* **TASK REQUIREMENTS**: Find every line in the records below that contains the word "theo", and copy each such line.

-------

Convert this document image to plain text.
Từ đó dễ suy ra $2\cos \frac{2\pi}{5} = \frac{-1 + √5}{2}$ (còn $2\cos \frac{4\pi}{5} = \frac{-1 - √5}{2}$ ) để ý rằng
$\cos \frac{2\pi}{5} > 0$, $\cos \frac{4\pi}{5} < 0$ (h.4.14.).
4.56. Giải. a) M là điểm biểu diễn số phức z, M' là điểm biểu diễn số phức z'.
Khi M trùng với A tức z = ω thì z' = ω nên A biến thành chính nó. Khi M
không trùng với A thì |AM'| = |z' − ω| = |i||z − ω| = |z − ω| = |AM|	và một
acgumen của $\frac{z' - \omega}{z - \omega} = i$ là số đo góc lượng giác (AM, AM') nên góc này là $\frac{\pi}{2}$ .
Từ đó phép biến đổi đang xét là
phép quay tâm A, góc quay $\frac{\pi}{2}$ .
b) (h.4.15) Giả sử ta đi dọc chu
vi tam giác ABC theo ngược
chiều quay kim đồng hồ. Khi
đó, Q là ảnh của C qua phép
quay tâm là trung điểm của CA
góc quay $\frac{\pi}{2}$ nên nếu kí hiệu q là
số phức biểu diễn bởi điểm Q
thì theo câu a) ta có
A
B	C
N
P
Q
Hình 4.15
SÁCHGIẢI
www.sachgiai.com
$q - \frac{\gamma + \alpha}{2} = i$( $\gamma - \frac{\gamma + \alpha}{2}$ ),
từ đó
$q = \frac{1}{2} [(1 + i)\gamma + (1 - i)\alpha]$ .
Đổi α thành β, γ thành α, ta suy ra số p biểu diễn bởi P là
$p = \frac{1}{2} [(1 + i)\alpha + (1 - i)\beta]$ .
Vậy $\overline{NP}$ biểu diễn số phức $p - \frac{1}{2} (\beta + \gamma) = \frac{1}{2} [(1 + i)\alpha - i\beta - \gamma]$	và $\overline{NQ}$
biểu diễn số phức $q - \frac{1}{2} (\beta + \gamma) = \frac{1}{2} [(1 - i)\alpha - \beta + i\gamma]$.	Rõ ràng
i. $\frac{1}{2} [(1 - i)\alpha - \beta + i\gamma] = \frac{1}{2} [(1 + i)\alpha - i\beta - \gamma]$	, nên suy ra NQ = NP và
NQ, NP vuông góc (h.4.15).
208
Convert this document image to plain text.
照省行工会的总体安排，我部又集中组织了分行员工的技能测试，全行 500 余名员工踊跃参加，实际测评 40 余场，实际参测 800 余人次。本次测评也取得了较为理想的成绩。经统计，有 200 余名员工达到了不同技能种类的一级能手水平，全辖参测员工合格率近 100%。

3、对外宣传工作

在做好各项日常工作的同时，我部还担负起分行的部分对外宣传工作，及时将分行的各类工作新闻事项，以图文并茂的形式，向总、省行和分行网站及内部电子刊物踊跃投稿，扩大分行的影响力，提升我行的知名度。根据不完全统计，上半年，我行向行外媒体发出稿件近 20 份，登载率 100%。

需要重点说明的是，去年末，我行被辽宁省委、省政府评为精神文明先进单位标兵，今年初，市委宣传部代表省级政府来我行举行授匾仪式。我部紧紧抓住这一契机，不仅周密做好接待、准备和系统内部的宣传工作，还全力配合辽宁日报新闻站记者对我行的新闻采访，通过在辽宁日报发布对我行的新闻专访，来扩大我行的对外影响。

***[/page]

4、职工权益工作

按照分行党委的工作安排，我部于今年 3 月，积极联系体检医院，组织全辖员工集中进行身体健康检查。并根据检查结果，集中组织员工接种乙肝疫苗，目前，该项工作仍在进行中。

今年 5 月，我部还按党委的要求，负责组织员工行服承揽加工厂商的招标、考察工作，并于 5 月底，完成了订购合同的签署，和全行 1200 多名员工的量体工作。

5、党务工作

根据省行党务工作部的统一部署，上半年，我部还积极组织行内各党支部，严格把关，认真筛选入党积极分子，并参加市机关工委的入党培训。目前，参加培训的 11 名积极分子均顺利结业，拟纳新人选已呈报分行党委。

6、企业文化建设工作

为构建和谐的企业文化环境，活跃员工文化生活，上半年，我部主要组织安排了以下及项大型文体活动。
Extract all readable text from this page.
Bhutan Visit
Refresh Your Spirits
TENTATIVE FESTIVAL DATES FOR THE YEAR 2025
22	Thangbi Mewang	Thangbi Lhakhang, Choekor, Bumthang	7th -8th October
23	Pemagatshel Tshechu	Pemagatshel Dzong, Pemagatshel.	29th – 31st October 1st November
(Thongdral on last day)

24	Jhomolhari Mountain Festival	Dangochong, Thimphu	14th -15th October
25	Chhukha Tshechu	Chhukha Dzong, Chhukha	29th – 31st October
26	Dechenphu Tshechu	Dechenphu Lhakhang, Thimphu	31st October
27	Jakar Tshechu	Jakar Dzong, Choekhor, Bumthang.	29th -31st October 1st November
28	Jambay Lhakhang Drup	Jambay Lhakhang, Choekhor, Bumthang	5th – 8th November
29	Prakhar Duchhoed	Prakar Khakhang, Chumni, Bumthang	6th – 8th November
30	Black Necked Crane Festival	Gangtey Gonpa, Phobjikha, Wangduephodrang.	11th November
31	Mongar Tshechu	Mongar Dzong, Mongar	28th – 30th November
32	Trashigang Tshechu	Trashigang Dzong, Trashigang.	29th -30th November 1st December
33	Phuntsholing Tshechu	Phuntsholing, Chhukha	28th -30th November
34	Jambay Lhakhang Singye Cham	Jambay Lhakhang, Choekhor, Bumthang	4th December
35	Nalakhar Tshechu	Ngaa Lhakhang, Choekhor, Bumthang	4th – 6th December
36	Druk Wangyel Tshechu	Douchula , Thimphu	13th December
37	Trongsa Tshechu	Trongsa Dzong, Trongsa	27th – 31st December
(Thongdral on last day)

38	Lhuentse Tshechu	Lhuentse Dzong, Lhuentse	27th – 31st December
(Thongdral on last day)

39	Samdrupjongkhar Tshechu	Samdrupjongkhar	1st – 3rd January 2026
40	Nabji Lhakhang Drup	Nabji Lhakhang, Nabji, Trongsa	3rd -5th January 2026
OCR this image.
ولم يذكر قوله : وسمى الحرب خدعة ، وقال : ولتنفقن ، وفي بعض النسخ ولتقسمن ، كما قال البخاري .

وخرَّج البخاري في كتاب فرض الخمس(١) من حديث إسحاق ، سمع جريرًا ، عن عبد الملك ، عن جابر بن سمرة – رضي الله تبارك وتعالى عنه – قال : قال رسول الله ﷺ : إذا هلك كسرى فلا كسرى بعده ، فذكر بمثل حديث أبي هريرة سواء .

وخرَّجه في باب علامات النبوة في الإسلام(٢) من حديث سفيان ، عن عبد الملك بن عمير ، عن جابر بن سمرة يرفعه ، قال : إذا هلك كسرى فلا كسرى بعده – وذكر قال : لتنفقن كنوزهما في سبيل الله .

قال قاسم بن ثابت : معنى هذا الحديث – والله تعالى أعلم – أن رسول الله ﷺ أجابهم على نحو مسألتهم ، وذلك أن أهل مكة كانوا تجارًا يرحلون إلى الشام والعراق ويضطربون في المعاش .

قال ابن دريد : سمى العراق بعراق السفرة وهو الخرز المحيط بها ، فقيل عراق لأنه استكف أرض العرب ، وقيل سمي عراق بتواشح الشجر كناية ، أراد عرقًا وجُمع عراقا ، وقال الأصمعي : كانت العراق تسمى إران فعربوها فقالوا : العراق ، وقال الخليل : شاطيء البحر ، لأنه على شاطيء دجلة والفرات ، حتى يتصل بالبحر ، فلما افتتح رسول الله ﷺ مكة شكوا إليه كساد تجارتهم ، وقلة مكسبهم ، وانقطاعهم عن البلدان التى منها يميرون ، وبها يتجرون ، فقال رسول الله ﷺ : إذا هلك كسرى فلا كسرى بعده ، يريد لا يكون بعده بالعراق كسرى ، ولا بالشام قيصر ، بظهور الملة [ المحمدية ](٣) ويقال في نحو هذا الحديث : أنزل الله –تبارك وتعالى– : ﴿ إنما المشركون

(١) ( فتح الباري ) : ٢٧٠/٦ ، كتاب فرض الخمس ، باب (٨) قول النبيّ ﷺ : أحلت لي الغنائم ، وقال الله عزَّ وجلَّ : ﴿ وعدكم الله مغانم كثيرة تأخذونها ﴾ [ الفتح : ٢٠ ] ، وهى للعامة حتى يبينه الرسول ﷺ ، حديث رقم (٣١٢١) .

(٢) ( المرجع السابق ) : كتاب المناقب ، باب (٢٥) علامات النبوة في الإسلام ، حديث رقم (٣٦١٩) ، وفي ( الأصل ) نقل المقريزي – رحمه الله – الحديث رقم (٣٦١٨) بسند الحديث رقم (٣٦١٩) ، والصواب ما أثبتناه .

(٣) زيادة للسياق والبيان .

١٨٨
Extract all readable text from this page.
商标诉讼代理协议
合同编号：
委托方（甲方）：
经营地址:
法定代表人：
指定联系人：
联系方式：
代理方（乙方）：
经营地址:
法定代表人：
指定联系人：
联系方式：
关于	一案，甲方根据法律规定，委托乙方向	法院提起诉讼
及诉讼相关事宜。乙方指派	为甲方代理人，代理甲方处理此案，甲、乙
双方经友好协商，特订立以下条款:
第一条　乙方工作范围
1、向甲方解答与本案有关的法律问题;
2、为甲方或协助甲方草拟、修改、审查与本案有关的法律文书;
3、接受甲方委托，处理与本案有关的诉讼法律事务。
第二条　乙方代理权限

-------

* **CORRECT ANSWER**:
vi tam giác ABC theo ngược
thì theo câu a) ta có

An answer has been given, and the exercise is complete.